=== PROVIDED RECORDS ===

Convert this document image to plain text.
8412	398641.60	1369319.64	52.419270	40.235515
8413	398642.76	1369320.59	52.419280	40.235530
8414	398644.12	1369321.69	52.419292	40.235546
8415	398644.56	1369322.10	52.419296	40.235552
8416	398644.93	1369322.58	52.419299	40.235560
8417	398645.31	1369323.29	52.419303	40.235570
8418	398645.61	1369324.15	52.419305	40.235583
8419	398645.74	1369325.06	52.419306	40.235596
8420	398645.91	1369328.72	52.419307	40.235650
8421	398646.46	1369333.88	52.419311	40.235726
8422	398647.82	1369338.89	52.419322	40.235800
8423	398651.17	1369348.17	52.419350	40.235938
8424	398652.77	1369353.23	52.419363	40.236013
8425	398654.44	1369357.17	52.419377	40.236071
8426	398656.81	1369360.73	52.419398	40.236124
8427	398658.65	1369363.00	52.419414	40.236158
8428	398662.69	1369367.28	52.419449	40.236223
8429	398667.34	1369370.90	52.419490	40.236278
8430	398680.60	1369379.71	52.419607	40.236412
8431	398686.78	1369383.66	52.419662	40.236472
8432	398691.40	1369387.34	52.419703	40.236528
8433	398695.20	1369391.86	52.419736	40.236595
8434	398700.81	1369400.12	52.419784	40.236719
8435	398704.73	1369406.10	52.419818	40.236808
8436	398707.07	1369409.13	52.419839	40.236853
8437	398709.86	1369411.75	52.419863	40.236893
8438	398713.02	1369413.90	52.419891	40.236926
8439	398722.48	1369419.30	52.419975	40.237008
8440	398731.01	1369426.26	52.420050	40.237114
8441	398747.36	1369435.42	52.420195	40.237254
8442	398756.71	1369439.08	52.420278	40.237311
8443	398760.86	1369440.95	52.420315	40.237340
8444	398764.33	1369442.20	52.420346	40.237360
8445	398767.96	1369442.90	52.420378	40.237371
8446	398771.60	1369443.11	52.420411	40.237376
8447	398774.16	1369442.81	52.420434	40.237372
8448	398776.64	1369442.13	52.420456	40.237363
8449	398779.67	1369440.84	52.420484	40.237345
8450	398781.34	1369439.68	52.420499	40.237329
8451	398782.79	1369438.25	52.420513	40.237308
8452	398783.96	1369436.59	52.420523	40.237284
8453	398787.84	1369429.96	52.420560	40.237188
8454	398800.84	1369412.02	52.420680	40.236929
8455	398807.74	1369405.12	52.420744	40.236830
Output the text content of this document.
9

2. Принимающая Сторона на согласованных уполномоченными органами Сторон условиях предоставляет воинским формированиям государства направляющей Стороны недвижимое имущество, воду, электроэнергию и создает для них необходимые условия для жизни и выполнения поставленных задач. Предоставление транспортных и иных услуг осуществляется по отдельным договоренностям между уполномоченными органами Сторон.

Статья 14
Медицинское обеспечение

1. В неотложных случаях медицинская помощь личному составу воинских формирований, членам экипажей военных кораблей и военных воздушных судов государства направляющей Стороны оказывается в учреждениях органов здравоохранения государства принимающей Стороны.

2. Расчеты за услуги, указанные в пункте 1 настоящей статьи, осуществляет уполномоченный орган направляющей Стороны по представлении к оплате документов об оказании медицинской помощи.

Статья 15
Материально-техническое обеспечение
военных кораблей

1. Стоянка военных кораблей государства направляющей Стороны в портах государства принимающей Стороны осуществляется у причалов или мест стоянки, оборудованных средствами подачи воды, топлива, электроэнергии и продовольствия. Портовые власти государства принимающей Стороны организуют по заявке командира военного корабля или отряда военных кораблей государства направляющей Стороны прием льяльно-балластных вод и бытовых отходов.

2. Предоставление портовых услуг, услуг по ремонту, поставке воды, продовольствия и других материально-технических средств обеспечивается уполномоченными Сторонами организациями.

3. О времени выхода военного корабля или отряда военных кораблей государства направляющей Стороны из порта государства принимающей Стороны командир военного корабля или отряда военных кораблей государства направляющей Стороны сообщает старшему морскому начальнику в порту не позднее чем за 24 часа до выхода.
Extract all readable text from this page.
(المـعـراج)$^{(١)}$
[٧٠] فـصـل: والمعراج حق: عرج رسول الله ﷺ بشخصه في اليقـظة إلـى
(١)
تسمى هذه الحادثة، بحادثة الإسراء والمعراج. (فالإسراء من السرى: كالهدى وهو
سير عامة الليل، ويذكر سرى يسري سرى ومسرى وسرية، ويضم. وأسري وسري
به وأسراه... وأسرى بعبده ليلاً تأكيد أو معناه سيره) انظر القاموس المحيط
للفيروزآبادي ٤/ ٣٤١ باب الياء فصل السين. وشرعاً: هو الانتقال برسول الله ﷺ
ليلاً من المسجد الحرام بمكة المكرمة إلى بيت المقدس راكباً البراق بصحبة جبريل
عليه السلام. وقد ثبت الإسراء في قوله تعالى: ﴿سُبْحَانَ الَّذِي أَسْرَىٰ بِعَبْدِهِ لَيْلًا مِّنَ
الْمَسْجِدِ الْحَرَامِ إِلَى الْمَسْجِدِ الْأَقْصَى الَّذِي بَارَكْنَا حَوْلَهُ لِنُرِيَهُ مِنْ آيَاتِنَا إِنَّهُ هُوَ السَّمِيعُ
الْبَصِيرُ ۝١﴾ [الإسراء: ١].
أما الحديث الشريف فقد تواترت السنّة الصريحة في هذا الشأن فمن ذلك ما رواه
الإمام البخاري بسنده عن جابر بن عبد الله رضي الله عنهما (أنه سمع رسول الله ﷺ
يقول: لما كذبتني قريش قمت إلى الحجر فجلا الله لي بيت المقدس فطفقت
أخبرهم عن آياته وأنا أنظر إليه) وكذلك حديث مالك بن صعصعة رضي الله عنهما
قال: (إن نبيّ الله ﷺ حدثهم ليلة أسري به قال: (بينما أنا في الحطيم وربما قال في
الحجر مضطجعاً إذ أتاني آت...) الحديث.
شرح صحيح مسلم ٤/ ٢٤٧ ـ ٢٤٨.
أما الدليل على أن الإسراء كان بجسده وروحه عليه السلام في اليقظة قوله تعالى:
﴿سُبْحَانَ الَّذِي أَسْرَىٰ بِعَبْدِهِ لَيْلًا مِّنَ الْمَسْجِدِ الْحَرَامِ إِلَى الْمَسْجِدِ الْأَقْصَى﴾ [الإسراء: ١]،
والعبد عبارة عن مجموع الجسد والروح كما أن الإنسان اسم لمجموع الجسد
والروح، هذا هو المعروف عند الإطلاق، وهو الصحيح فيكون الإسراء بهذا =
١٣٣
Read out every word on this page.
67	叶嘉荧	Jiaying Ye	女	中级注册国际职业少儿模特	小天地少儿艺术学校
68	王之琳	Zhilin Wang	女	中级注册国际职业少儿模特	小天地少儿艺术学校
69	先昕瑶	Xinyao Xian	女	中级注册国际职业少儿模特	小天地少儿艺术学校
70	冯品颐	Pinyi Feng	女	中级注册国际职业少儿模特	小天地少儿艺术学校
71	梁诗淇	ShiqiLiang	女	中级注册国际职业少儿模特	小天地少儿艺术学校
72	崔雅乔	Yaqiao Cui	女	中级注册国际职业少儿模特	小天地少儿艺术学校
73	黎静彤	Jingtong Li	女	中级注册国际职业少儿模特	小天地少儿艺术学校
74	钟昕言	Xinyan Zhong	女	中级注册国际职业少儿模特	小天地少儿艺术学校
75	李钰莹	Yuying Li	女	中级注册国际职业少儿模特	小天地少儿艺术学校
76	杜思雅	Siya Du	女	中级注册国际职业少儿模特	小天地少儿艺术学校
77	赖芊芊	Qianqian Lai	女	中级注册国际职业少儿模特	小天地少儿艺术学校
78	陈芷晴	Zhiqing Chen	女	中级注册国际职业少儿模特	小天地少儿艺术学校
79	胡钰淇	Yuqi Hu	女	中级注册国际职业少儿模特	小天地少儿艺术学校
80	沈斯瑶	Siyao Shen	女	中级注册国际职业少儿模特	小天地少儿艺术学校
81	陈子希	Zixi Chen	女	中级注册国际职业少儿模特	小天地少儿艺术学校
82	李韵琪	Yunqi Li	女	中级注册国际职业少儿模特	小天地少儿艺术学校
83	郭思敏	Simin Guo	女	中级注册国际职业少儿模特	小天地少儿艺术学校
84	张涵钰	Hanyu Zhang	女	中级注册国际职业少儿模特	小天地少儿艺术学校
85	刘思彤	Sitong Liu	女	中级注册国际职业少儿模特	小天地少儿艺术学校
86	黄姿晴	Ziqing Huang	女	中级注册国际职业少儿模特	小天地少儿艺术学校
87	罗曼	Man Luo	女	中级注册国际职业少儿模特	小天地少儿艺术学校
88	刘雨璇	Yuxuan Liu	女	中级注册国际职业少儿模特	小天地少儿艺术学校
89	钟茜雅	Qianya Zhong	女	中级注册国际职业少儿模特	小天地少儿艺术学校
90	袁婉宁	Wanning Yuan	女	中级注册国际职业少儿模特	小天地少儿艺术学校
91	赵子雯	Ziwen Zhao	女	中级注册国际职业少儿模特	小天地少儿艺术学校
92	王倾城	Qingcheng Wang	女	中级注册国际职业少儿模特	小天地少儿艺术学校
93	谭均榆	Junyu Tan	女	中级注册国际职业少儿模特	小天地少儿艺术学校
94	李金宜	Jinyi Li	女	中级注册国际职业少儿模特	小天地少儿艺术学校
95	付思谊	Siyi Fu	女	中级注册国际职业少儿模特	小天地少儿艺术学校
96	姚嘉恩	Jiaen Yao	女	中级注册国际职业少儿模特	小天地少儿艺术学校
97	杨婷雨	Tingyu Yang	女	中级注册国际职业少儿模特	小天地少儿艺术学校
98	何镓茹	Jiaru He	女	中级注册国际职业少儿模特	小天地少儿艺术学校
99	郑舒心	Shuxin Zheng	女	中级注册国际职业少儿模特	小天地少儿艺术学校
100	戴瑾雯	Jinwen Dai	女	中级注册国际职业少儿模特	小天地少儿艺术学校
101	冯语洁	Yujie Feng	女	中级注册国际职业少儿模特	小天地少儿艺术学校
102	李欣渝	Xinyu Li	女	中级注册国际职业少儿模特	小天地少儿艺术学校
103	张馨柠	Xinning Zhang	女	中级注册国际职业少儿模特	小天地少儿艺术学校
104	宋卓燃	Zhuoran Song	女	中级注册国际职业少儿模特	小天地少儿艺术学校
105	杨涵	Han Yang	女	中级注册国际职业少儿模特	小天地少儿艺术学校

===

● WRITTEN PROBLEM: Copy down every line of the material above that includes the string "قوله".

● SOLVED PROBLEM:
عليه السلام. وقد ثبت الإسراء في قوله تعالى: ﴿سُبْحَانَ الَّذِي أَسْرَىٰ بِعَبْدِهِ لَيْلًا مِّنَ
أما الدليل على أن الإسراء كان بجسده وروحه عليه السلام في اليقظة قوله تعالى:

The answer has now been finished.